What to work on »
How many lines in these records hold the string "loyalty"? Reply with the number alone.

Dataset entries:

---

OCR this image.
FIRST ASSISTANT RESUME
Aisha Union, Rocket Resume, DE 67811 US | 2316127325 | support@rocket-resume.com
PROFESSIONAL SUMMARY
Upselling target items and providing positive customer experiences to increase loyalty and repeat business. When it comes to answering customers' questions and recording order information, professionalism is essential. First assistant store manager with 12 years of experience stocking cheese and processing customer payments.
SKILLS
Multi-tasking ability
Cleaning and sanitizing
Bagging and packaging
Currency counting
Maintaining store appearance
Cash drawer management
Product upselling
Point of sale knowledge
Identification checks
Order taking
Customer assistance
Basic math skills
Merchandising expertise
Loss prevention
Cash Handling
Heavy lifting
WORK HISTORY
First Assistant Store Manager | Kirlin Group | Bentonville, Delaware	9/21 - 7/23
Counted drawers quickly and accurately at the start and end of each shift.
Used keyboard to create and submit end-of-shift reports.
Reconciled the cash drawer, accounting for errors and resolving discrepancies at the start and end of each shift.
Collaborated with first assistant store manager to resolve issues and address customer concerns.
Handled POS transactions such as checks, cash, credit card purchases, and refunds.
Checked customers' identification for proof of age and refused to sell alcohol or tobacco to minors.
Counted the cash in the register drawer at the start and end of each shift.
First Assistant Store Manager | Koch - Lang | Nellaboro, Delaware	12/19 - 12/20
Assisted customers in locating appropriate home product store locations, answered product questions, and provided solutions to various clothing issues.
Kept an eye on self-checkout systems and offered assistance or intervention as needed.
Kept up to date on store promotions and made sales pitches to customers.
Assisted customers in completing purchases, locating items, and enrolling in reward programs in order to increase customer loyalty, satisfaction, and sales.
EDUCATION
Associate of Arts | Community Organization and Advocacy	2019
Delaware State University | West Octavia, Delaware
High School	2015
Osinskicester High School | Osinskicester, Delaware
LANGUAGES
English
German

---

Solution for this exercise »
2